- _Requirement_
Transcribe the entries below exactly.

(Dataset records)

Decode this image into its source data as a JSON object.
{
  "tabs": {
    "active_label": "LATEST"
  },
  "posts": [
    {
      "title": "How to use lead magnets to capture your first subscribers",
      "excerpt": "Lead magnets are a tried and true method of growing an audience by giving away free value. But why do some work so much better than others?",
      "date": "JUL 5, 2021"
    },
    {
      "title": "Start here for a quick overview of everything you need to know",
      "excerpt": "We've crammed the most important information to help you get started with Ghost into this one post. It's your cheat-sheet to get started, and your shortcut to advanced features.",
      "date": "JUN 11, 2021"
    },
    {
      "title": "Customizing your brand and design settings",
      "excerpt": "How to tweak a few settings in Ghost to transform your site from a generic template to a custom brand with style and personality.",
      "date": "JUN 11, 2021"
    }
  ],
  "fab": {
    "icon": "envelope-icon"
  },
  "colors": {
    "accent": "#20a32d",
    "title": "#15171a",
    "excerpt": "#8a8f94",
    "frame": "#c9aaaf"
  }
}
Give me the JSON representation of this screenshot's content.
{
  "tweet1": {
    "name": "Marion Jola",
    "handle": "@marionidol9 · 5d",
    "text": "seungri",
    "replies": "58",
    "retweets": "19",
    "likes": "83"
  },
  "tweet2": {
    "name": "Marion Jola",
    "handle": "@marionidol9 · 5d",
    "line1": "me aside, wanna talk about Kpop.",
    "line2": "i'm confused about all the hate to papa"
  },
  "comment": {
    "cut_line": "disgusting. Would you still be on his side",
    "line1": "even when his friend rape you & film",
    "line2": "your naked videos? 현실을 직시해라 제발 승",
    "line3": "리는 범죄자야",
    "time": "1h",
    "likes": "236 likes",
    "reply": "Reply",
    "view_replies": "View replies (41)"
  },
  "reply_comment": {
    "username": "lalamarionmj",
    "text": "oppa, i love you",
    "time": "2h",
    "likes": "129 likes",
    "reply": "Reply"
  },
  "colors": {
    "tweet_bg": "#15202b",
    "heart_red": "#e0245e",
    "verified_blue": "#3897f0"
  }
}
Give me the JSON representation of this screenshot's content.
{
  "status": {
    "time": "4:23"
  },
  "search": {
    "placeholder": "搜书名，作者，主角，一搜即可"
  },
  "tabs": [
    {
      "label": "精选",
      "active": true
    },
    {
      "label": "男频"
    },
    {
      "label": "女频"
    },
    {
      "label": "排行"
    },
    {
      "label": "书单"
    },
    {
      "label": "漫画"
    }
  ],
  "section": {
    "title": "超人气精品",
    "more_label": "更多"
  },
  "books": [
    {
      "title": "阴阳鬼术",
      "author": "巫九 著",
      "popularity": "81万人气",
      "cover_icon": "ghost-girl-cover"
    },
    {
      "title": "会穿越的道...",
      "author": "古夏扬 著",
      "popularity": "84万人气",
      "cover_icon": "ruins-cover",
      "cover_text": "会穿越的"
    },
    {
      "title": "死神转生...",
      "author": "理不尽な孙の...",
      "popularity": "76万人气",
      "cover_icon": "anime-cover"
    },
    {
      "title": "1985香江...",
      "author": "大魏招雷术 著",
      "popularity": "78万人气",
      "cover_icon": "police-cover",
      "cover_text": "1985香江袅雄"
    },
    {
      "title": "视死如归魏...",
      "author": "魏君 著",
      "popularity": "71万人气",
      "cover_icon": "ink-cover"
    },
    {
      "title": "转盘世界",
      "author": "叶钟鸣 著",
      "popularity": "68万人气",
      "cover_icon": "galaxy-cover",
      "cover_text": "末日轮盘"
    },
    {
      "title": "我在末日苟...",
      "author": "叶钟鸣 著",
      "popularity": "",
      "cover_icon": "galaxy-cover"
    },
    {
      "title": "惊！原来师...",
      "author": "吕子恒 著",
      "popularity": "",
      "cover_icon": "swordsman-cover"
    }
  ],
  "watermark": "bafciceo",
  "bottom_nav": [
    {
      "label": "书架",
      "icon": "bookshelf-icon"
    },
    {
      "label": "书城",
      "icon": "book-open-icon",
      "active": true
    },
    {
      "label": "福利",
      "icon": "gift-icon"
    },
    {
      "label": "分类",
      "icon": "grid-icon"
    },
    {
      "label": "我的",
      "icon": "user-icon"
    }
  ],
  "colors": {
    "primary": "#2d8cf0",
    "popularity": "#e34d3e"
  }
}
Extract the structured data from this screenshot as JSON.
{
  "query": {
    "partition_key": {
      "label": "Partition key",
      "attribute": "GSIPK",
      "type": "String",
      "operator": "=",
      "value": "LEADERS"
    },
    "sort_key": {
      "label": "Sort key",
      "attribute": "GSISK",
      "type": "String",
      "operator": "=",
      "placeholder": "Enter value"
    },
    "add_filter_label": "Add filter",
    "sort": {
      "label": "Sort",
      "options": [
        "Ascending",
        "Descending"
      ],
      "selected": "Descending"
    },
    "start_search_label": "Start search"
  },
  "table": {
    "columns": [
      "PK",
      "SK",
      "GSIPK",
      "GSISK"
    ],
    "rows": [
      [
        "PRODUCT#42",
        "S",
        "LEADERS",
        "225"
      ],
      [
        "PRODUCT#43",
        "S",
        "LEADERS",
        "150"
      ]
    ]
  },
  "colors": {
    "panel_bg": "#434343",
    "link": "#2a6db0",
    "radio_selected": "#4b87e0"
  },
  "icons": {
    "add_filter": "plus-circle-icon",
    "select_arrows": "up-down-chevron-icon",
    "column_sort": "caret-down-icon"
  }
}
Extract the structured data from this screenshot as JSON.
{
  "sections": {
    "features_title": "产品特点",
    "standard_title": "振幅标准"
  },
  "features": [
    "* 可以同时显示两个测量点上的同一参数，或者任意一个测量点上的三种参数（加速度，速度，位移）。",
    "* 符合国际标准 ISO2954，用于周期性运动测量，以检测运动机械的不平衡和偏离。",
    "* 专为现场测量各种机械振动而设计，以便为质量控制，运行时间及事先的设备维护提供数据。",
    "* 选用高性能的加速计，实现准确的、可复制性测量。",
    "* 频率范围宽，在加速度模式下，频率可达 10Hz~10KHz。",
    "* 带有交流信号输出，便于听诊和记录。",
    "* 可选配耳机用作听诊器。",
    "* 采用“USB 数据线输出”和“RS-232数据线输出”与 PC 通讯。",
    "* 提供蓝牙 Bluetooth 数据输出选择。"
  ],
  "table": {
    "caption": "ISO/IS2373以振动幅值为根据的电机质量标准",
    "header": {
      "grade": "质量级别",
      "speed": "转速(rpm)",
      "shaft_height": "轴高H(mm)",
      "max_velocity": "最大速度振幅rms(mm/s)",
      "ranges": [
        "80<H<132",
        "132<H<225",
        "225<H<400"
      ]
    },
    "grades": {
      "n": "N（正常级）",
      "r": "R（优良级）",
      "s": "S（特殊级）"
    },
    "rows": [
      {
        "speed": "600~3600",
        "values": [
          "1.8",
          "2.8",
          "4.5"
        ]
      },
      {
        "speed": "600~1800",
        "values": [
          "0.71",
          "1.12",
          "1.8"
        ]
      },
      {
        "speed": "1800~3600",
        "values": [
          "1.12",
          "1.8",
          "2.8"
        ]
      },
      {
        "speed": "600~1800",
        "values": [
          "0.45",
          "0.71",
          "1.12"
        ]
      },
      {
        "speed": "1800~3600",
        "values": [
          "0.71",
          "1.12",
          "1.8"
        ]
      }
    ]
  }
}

- _The response_
Decode this image into its source data as a JSON object.
{
  "tabs": {
    "active_label": "LATEST"
  },
  "posts": [
    {
      "title": "How to use lead magnets to capture your first subscribers",
      "excerpt": "Lead magnets are a tried and true method of growing an audience by giving away free value. But why do some work so much better than others?",
      "date": "JUL 5, 2021"
    },
    {
      "title": "Start here for a quick overview of everything you need to know",
      "excerpt": "We've crammed the most important information to help you get started with Ghost into this one post. It's your cheat-sheet to get started, and your shortcut to advanced features.",
      "date": "JUN 11, 2021"
    },
    {
      "title": "Customizing your brand and design settings",
      "excerpt": "How to tweak a few settings in Ghost to transform your site from a generic template to a custom brand with style and personality.",
      "date": "JUN 11, 2021"
    }
  ],
  "fab": {
    "icon": "envelope-icon"
  },
  "colors": {
    "accent": "#20a32d",
    "title": "#15171a",
    "excerpt": "#8a8f94",
    "frame": "#c9aaaf"
  }
}
Give me the JSON representation of this screenshot's content.
{
  "tweet1": {
    "name": "Marion Jola",
    "handle": "@marionidol9 · 5d",
    "text": "seungri",
    "replies": "58",
    "retweets": "19",
    "likes": "83"
  },
  "tweet2": {
    "name": "Marion Jola",
    "handle": "@marionidol9 · 5d",
    "line1": "me aside, wanna talk about Kpop.",
    "line2": "i'm confused about all the hate to papa"
  },
  "comment": {
    "cut_line": "disgusting. Would you still be on his side",
    "line1": "even when his friend rape you & film",
    "line2": "your naked videos? 현실을 직시해라 제발 승",
    "line3": "리는 범죄자야",
    "time": "1h",
    "likes": "236 likes",
    "reply": "Reply",
    "view_replies": "View replies (41)"
  },
  "reply_comment": {
    "username": "lalamarionmj",
    "text": "oppa, i love you",
    "time": "2h",
    "likes": "129 likes",
    "reply": "Reply"
  },
  "colors": {
    "tweet_bg": "#15202b",
    "heart_red": "#e0245e",
    "verified_blue": "#3897f0"
  }
}
Give me the JSON representation of this screenshot's content.
{
  "status": {
    "time": "4:23"
  },
  "search": {
    "placeholder": "搜书名，作者，主角，一搜即可"
  },
  "tabs": [
    {
      "label": "精选",
      "active": true
    },
    {
      "label": "男频"
    },
    {
      "label": "女频"
    },
    {
      "label": "排行"
    },
    {
      "label": "书单"
    },
    {
      "label": "漫画"
    }
  ],
  "section": {
    "title": "超人气精品",
    "more_label": "更多"
  },
  "books": [
    {
      "title": "阴阳鬼术",
      "author": "巫九 著",
      "popularity": "81万人气",
      "cover_icon": "ghost-girl-cover"
    },
    {
      "title": "会穿越的道...",
      "author": "古夏扬 著",
      "popularity": "84万人气",
      "cover_icon": "ruins-cover",
      "cover_text": "会穿越的"
    },
    {
      "title": "死神转生...",
      "author": "理不尽な孙の...",
      "popularity": "76万人气",
      "cover_icon": "anime-cover"
    },
    {
      "title": "1985香江...",
      "author": "大魏招雷术 著",
      "popularity": "78万人气",
      "cover_icon": "police-cover",
      "cover_text": "1985香江袅雄"
    },
    {
      "title": "视死如归魏...",
      "author": "魏君 著",
      "popularity": "71万人气",
      "cover_icon": "ink-cover"
    },
    {
      "title": "转盘世界",
      "author": "叶钟鸣 著",
      "popularity": "68万人气",
      "cover_icon": "galaxy-cover",
      "cover_text": "末日轮盘"
    },
    {
      "title": "我在末日苟...",
      "author": "叶钟鸣 著",
      "popularity": "",
      "cover_icon": "galaxy-cover"
    },
    {
      "title": "惊！原来师...",
      "author": "吕子恒 著",
      "popularity": "",
      "cover_icon": "swordsman-cover"
    }
  ],
  "watermark": "bafciceo",
  "bottom_nav": [
    {
      "label": "书架",
      "icon": "bookshelf-icon"
    },
    {
      "label": "书城",
      "icon": "book-open-icon",
      "active": true
    },
    {
      "label": "福利",
      "icon": "gift-icon"
    },
    {
      "label": "分类",
      "icon": "grid-icon"
    },
    {
      "label": "我的",
      "icon": "user-icon"
    }
  ],
  "colors": {
    "primary": "#2d8cf0",
    "popularity": "#e34d3e"
  }
}
Extract the structured data from this screenshot as JSON.
{
  "query": {
    "partition_key": {
      "label": "Partition key",
      "attribute": "GSIPK",
      "type": "String",
      "operator": "=",
      "value": "LEADERS"
    },
    "sort_key": {
      "label": "Sort key",
      "attribute": "GSISK",
      "type": "String",
      "operator": "=",
      "placeholder": "Enter value"
    },
    "add_filter_label": "Add filter",
    "sort": {
      "label": "Sort",
      "options": [
        "Ascending",
        "Descending"
      ],
      "selected": "Descending"
    },
    "start_search_label": "Start search"
  },
  "table": {
    "columns": [
      "PK",
      "SK",
      "GSIPK",
      "GSISK"
    ],
    "rows": [
      [
        "PRODUCT#42",
        "S",
        "LEADERS",
        "225"
      ],
      [
        "PRODUCT#43",
        "S",
        "LEADERS",
        "150"
      ]
    ]
  },
  "colors": {
    "panel_bg": "#434343",
    "link": "#2a6db0",
    "radio_selected": "#4b87e0"
  },
  "icons": {
    "add_filter": "plus-circle-icon",
    "select_arrows": "up-down-chevron-icon",
    "column_sort": "caret-down-icon"
  }
}
Extract the structured data from this screenshot as JSON.
{
  "sections": {
    "features_title": "产品特点",
    "standard_title": "振幅标准"
  },
  "features": [
    "* 可以同时显示两个测量点上的同一参数，或者任意一个测量点上的三种参数（加速度，速度，位移）。",
    "* 符合国际标准 ISO2954，用于周期性运动测量，以检测运动机械的不平衡和偏离。",
    "* 专为现场测量各种机械振动而设计，以便为质量控制，运行时间及事先的设备维护提供数据。",
    "* 选用高性能的加速计，实现准确的、可复制性测量。",
    "* 频率范围宽，在加速度模式下，频率可达 10Hz~10KHz。",
    "* 带有交流信号输出，便于听诊和记录。",
    "* 可选配耳机用作听诊器。",
    "* 采用“USB 数据线输出”和“RS-232数据线输出”与 PC 通讯。",
    "* 提供蓝牙 Bluetooth 数据输出选择。"
  ],
  "table": {
    "caption": "ISO/IS2373以振动幅值为根据的电机质量标准",
    "header": {
      "grade": "质量级别",
      "speed": "转速(rpm)",
      "shaft_height": "轴高H(mm)",
      "max_velocity": "最大速度振幅rms(mm/s)",
      "ranges": [
        "80<H<132",
        "132<H<225",
        "225<H<400"
      ]
    },
    "grades": {
      "n": "N（正常级）",
      "r": "R（优良级）",
      "s": "S（特殊级）"
    },
    "rows": [
      {
        "speed": "600~3600",
        "values": [
          "1.8",
          "2.8",
          "4.5"
        ]
      },
      {
        "speed": "600~1800",
        "values": [
          "0.71",
          "1.12",
          "1.8"
        ]
      },
      {
        "speed": "1800~3600",
        "values": [
          "1.12",
          "1.8",
          "2.8"
        ]
      },
      {
        "speed": "600~1800",
        "values": [
          "0.45",
          "0.71",
          "1.12"
        ]
      },
      {
        "speed": "1800~3600",
        "values": [
          "0.71",
          "1.12",
          "1.8"
        ]
      }
    ]
  }
}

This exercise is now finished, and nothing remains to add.